**Task**: Repeat the entries below exactly as they appear, with no pictures.
— begin —
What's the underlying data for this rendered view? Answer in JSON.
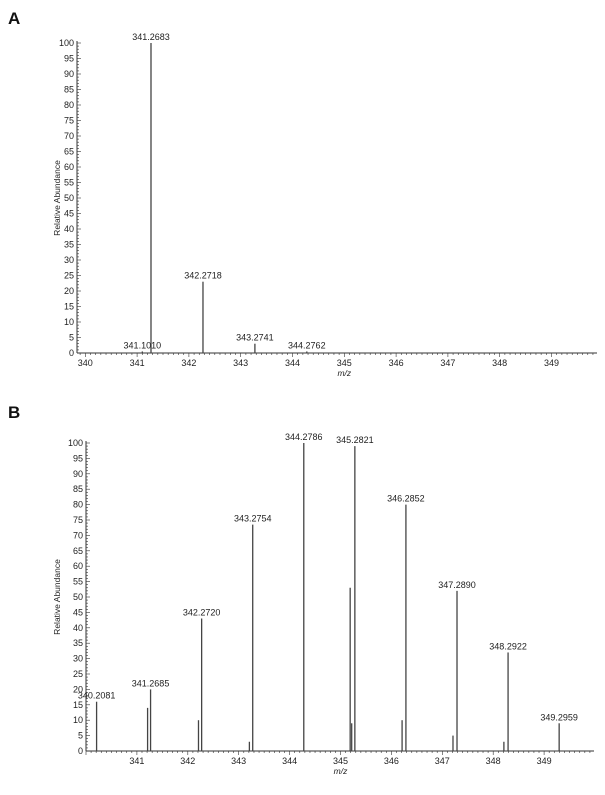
{
  "chart_data": [
    {
      "type": "bar",
      "panel": "A",
      "xlabel": "m/z",
      "ylabel": "Relative Abundance",
      "xlim": [
        339.85,
        349.85
      ],
      "ylim": [
        0,
        100
      ],
      "xticks": [
        340,
        341,
        342,
        343,
        344,
        345,
        346,
        347,
        348,
        349
      ],
      "yticks": [
        0,
        5,
        10,
        15,
        20,
        25,
        30,
        35,
        40,
        45,
        50,
        55,
        60,
        65,
        70,
        75,
        80,
        85,
        90,
        95,
        100
      ],
      "peaks": [
        {
          "mz": 341.101,
          "abundance": 0.5,
          "label": "341.1010"
        },
        {
          "mz": 341.2683,
          "abundance": 100,
          "label": "341.2683"
        },
        {
          "mz": 342.2718,
          "abundance": 23,
          "label": "342.2718"
        },
        {
          "mz": 343.2741,
          "abundance": 3,
          "label": "343.2741"
        },
        {
          "mz": 344.2762,
          "abundance": 0.5,
          "label": "344.2762"
        }
      ]
    },
    {
      "type": "bar",
      "panel": "B",
      "xlabel": "m/z",
      "ylabel": "Relative Abundance",
      "xlim": [
        340.0,
        349.95
      ],
      "ylim": [
        0,
        100
      ],
      "xticks": [
        341,
        342,
        343,
        344,
        345,
        346,
        347,
        348,
        349
      ],
      "yticks": [
        0,
        5,
        10,
        15,
        20,
        25,
        30,
        35,
        40,
        45,
        50,
        55,
        60,
        65,
        70,
        75,
        80,
        85,
        90,
        95,
        100
      ],
      "peaks": [
        {
          "mz": 340.2081,
          "abundance": 16,
          "label": "340.2081"
        },
        {
          "mz": 341.21,
          "abundance": 14
        },
        {
          "mz": 341.2685,
          "abundance": 20,
          "label": "341.2685"
        },
        {
          "mz": 342.21,
          "abundance": 10
        },
        {
          "mz": 342.272,
          "abundance": 43,
          "label": "342.2720"
        },
        {
          "mz": 343.21,
          "abundance": 3
        },
        {
          "mz": 343.2754,
          "abundance": 73.5,
          "label": "343.2754"
        },
        {
          "mz": 344.2786,
          "abundance": 100,
          "label": "344.2786"
        },
        {
          "mz": 345.19,
          "abundance": 53
        },
        {
          "mz": 345.22,
          "abundance": 9
        },
        {
          "mz": 345.2821,
          "abundance": 99,
          "label": "345.2821"
        },
        {
          "mz": 346.21,
          "abundance": 10
        },
        {
          "mz": 346.2852,
          "abundance": 80,
          "label": "346.2852"
        },
        {
          "mz": 347.21,
          "abundance": 5
        },
        {
          "mz": 347.289,
          "abundance": 52,
          "label": "347.2890"
        },
        {
          "mz": 348.21,
          "abundance": 3
        },
        {
          "mz": 348.2922,
          "abundance": 32,
          "label": "348.2922"
        },
        {
          "mz": 349.2959,
          "abundance": 9,
          "label": "349.2959"
        }
      ]
    }
  ],
  "colors": {
    "peak": "#444444",
    "axis": "#333333"
  }
}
— end —
**Solution to the exercise**:
What's the underlying data for this rendered view? Answer in JSON.
{
  "chart_data": [
    {
      "type": "bar",
      "panel": "A",
      "xlabel": "m/z",
      "ylabel": "Relative Abundance",
      "xlim": [
        339.85,
        349.85
      ],
      "ylim": [
        0,
        100
      ],
      "xticks": [
        340,
        341,
        342,
        343,
        344,
        345,
        346,
        347,
        348,
        349
      ],
      "yticks": [
        0,
        5,
        10,
        15,
        20,
        25,
        30,
        35,
        40,
        45,
        50,
        55,
        60,
        65,
        70,
        75,
        80,
        85,
        90,
        95,
        100
      ],
      "peaks": [
        {
          "mz": 341.101,
          "abundance": 0.5,
          "label": "341.1010"
        },
        {
          "mz": 341.2683,
          "abundance": 100,
          "label": "341.2683"
        },
        {
          "mz": 342.2718,
          "abundance": 23,
          "label": "342.2718"
        },
        {
          "mz": 343.2741,
          "abundance": 3,
          "label": "343.2741"
        },
        {
          "mz": 344.2762,
          "abundance": 0.5,
          "label": "344.2762"
        }
      ]
    },
    {
      "type": "bar",
      "panel": "B",
      "xlabel": "m/z",
      "ylabel": "Relative Abundance",
      "xlim": [
        340.0,
        349.95
      ],
      "ylim": [
        0,
        100
      ],
      "xticks": [
        341,
        342,
        343,
        344,
        345,
        346,
        347,
        348,
        349
      ],
      "yticks": [
        0,
        5,
        10,
        15,
        20,
        25,
        30,
        35,
        40,
        45,
        50,
        55,
        60,
        65,
        70,
        75,
        80,
        85,
        90,
        95,
        100
      ],
      "peaks": [
        {
          "mz": 340.2081,
          "abundance": 16,
          "label": "340.2081"
        },
        {
          "mz": 341.21,
          "abundance": 14
        },
        {
          "mz": 341.2685,
          "abundance": 20,
          "label": "341.2685"
        },
        {
          "mz": 342.21,
          "abundance": 10
        },
        {
          "mz": 342.272,
          "abundance": 43,
          "label": "342.2720"
        },
        {
          "mz": 343.21,
          "abundance": 3
        },
        {
          "mz": 343.2754,
          "abundance": 73.5,
          "label": "343.2754"
        },
        {
          "mz": 344.2786,
          "abundance": 100,
          "label": "344.2786"
        },
        {
          "mz": 345.19,
          "abundance": 53
        },
        {
          "mz": 345.22,
          "abundance": 9
        },
        {
          "mz": 345.2821,
          "abundance": 99,
          "label": "345.2821"
        },
        {
          "mz": 346.21,
          "abundance": 10
        },
        {
          "mz": 346.2852,
          "abundance": 80,
          "label": "346.2852"
        },
        {
          "mz": 347.21,
          "abundance": 5
        },
        {
          "mz": 347.289,
          "abundance": 52,
          "label": "347.2890"
        },
        {
          "mz": 348.21,
          "abundance": 3
        },
        {
          "mz": 348.2922,
          "abundance": 32,
          "label": "348.2922"
        },
        {
          "mz": 349.2959,
          "abundance": 9,
          "label": "349.2959"
        }
      ]
    }
  ],
  "colors": {
    "peak": "#444444",
    "axis": "#333333"
  }
}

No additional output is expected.